• GIVEN INFORMATION

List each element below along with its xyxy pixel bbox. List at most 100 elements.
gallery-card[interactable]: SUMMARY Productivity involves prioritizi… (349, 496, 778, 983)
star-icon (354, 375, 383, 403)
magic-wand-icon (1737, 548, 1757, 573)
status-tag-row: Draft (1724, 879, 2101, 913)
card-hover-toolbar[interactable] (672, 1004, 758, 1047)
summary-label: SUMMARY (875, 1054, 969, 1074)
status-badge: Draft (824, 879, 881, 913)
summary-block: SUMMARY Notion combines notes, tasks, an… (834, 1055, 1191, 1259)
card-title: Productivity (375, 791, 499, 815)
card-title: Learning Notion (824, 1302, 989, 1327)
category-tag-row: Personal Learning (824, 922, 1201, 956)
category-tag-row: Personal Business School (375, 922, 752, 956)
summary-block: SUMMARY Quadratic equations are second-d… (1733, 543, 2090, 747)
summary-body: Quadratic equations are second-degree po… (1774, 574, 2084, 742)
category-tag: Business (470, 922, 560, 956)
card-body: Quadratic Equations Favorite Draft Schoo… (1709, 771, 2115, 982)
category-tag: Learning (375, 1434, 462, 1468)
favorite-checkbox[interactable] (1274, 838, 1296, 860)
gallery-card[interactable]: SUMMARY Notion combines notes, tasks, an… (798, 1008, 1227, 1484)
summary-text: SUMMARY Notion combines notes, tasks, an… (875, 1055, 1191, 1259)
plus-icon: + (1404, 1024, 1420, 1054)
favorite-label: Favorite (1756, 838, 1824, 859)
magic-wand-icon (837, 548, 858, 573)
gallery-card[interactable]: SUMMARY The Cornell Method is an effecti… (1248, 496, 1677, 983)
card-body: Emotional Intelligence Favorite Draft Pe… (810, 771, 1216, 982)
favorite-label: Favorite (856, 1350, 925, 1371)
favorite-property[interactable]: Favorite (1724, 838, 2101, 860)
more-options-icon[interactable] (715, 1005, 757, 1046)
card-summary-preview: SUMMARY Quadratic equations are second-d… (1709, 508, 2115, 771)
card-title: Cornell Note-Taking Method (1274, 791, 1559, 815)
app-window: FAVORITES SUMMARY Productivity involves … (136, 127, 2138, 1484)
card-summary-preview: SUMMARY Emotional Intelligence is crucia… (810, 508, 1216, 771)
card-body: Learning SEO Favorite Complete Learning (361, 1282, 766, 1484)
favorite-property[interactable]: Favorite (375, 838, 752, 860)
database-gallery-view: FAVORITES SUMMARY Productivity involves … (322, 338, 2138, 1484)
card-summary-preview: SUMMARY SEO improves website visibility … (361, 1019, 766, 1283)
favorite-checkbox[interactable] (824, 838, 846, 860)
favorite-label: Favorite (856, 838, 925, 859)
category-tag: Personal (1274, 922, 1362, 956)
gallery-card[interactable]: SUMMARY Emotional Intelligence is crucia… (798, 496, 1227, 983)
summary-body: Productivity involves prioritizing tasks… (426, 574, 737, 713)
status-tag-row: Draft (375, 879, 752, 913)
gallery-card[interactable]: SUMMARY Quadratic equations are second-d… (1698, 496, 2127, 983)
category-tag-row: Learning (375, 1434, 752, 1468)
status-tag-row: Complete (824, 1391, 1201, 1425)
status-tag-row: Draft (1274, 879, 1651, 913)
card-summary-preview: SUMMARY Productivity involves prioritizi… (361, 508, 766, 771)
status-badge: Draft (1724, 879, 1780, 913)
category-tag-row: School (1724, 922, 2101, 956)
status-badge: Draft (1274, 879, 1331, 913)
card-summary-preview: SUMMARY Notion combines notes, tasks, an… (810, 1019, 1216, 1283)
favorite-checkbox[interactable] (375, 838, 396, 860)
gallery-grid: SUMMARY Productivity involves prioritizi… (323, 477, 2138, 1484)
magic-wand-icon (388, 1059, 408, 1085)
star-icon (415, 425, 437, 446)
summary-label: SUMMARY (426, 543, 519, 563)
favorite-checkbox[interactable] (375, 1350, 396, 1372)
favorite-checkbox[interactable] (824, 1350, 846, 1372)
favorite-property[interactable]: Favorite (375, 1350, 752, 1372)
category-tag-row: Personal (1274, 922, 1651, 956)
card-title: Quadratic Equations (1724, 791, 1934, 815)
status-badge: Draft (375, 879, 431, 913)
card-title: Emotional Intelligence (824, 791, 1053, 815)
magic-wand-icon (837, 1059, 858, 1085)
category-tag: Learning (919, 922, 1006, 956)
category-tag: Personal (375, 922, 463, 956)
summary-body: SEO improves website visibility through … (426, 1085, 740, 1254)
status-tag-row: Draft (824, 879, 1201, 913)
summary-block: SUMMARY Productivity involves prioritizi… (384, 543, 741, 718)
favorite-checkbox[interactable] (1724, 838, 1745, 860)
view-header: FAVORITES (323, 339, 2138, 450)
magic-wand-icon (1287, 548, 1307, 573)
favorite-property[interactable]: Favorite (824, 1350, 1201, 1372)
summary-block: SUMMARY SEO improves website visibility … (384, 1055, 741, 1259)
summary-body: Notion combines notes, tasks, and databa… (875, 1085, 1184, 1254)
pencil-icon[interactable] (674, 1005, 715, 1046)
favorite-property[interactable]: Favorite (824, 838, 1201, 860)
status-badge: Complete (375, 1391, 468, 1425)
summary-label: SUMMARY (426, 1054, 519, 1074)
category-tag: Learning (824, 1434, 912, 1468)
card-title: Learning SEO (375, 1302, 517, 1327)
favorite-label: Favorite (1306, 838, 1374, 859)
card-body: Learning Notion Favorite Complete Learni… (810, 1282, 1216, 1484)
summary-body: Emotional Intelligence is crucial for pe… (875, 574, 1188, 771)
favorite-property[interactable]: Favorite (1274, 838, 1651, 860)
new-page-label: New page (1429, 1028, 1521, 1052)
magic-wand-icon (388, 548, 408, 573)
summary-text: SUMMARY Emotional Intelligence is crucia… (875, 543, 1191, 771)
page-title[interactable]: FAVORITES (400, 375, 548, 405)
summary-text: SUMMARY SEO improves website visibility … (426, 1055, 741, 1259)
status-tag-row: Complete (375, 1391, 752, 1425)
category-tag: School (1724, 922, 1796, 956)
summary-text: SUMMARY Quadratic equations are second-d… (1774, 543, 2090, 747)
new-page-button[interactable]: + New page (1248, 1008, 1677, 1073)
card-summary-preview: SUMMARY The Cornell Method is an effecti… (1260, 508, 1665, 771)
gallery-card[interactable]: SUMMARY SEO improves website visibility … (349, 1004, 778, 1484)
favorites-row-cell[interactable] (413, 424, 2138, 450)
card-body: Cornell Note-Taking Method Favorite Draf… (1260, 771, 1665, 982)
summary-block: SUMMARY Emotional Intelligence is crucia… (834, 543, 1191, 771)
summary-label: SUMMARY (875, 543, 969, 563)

• WHAT IS NEEDED
Convert every line of the records into a JSON list of strings, one string per line, with blank lines omitted.

• ANSWER TO THIS PROBLEM
[
  "List each element below along with its xyxy pixel bbox. List at most 100 elements.",
  "gallery-card[interactable]: SUMMARY Productivity involves prioritizi… (349, 496, 778, 983)",
  "star-icon (354, 375, 383, 403)",
  "magic-wand-icon (1737, 548, 1757, 573)",
  "status-tag-row: Draft (1724, 879, 2101, 913)",
  "card-hover-toolbar[interactable] (672, 1004, 758, 1047)",
  "summary-label: SUMMARY (875, 1054, 969, 1074)",
  "status-badge: Draft (824, 879, 881, 913)",
  "summary-block: SUMMARY Notion combines notes, tasks, an… (834, 1055, 1191, 1259)",
  "card-title: Productivity (375, 791, 499, 815)",
  "card-title: Learning Notion (824, 1302, 989, 1327)",
  "category-tag-row: Personal Learning (824, 922, 1201, 956)",
  "category-tag-row: Personal Business School (375, 922, 752, 956)",
  "summary-block: SUMMARY Quadratic equations are second-d… (1733, 543, 2090, 747)",
  "summary-body: Quadratic equations are second-degree po… (1774, 574, 2084, 742)",
  "category-tag: Business (470, 922, 560, 956)",
  "card-body: Quadratic Equations Favorite Draft Schoo… (1709, 771, 2115, 982)",
  "category-tag: Learning (375, 1434, 462, 1468)",
  "favorite-checkbox[interactable] (1274, 838, 1296, 860)",
  "gallery-card[interactable]: SUMMARY Notion combines notes, tasks, an… (798, 1008, 1227, 1484)",
  "summary-text: SUMMARY Notion combines notes, tasks, an… (875, 1055, 1191, 1259)",
  "plus-icon: + (1404, 1024, 1420, 1054)",
  "favorite-label: Favorite (1756, 838, 1824, 859)",
  "magic-wand-icon (837, 548, 858, 573)",
  "gallery-card[interactable]: SUMMARY The Cornell Method is an effecti… (1248, 496, 1677, 983)",
  "card-body: Emotional Intelligence Favorite Draft Pe… (810, 771, 1216, 982)",
  "favorite-label: Favorite (856, 1350, 925, 1371)",
  "favorite-property[interactable]: Favorite (1724, 838, 2101, 860)",
  "more-options-icon[interactable] (715, 1005, 757, 1046)",
  "card-summary-preview: SUMMARY Quadratic equations are second-d… (1709, 508, 2115, 771)",
  "card-title: Cornell Note-Taking Method (1274, 791, 1559, 815)",
  "app-window: FAVORITES SUMMARY Productivity involves … (136, 127, 2138, 1484)",
  "card-summary-preview: SUMMARY Emotional Intelligence is crucia… (810, 508, 1216, 771)",
  "card-body: Learning SEO Favorite Complete Learning (361, 1282, 766, 1484)",
  "favorite-property[interactable]: Favorite (375, 838, 752, 860)",
  "database-gallery-view: FAVORITES SUMMARY Productivity involves … (322, 338, 2138, 1484)",
  "card-summary-preview: SUMMARY SEO improves website visibility … (361, 1019, 766, 1283)",
  "favorite-checkbox[interactable] (824, 838, 846, 860)",
  "favorite-label: Favorite (856, 838, 925, 859)",
  "category-tag: Personal (1274, 922, 1362, 956)",
  "gallery-card[interactable]: SUMMARY Emotional Intelligence is crucia… (798, 496, 1227, 983)",
  "summary-body: Productivity involves prioritizing tasks… (426, 574, 737, 713)",
  "status-tag-row: Draft (375, 879, 752, 913)",
  "gallery-card[interactable]: SUMMARY Quadratic equations are second-d… (1698, 496, 2127, 983)",
  "category-tag-row: Learning (375, 1434, 752, 1468)",
  "status-tag-row: Complete (824, 1391, 1201, 1425)",
  "status-tag-row: Draft (1274, 879, 1651, 913)",
  "card-summary-preview: SUMMARY Productivity involves prioritizi… (361, 508, 766, 771)",
  "status-badge: Draft (1724, 879, 1780, 913)",
  "category-tag-row: School (1724, 922, 2101, 956)",
  "status-badge: Draft (1274, 879, 1331, 913)",
  "card-summary-preview: SUMMARY Notion combines notes, tasks, an… (810, 1019, 1216, 1283)",
  "favorite-checkbox[interactable] (375, 838, 396, 860)",
  "gallery-grid: SUMMARY Productivity involves prioritizi… (323, 477, 2138, 1484)",
  "magic-wand-icon (388, 1059, 408, 1085)",
  "star-icon (415, 425, 437, 446)",
  "summary-label: SUMMARY (426, 543, 519, 563)",
  "favorite-checkbox[interactable] (375, 1350, 396, 1372)",
  "favorite-checkbox[interactable] (824, 1350, 846, 1372)",
  "favorite-property[interactable]: Favorite (375, 1350, 752, 1372)",
  "category-tag-row: Personal (1274, 922, 1651, 956)",
  "card-title: Quadratic Equations (1724, 791, 1934, 815)",
  "status-badge: Draft (375, 879, 431, 913)",
  "card-title: Emotional Intelligence (824, 791, 1053, 815)",
  "magic-wand-icon (837, 1059, 858, 1085)",
  "category-tag: Learning (919, 922, 1006, 956)",
  "category-tag: Personal (375, 922, 463, 956)",
  "summary-body: SEO improves website visibility through … (426, 1085, 740, 1254)",
  "status-tag-row: Draft (824, 879, 1201, 913)",
  "summary-block: SUMMARY Productivity involves prioritizi… (384, 543, 741, 718)",
  "favorite-checkbox[interactable] (1724, 838, 1745, 860)",
  "view-header: FAVORITES (323, 339, 2138, 450)",
  "magic-wand-icon (1287, 548, 1307, 573)",
  "favorite-property[interactable]: Favorite (824, 1350, 1201, 1372)",
  "summary-block: SUMMARY SEO improves website visibility … (384, 1055, 741, 1259)",
  "summary-body: Notion combines notes, tasks, and databa… (875, 1085, 1184, 1254)",
  "pencil-icon[interactable] (674, 1005, 715, 1046)",
  "favorite-property[interactable]: Favorite (824, 838, 1201, 860)",
  "status-badge: Complete (375, 1391, 468, 1425)",
  "summary-label: SUMMARY (426, 1054, 519, 1074)",
  "category-tag: Learning (824, 1434, 912, 1468)",
  "card-title: Learning SEO (375, 1302, 517, 1327)",
  "favorite-label: Favorite (1306, 838, 1374, 859)",
  "card-body: Learning Notion Favorite Complete Learni… (810, 1282, 1216, 1484)",
  "summary-body: Emotional Intelligence is crucial for pe… (875, 574, 1188, 771)",
  "favorite-property[interactable]: Favorite (1274, 838, 1651, 860)",
  "new-page-label: New page (1429, 1028, 1521, 1052)",
  "magic-wand-icon (388, 548, 408, 573)",
  "summary-text: SUMMARY Emotional Intelligence is crucia… (875, 543, 1191, 771)",
  "page-title[interactable]: FAVORITES (400, 375, 548, 405)",
  "summary-text: SUMMARY SEO improves website visibility … (426, 1055, 741, 1259)",
  "status-tag-row: Complete (375, 1391, 752, 1425)",
  "category-tag: School (1724, 922, 1796, 956)",
  "summary-text: SUMMARY Quadratic equations are second-d… (1774, 543, 2090, 747)",
  "new-page-button[interactable]: + New page (1248, 1008, 1677, 1073)",
  "card-summary-preview: SUMMARY The Cornell Method is an effecti… (1260, 508, 1665, 771)",
  "gallery-card[interactable]: SUMMARY SEO improves website visibility … (349, 1004, 778, 1484)",
  "favorites-row-cell[interactable] (413, 424, 2138, 450)",
  "card-body: Cornell Note-Taking Method Favorite Draf… (1260, 771, 1665, 982)",
  "summary-block: SUMMARY Emotional Intelligence is crucia… (834, 543, 1191, 771)",
  "summary-label: SUMMARY (875, 543, 969, 563)"
]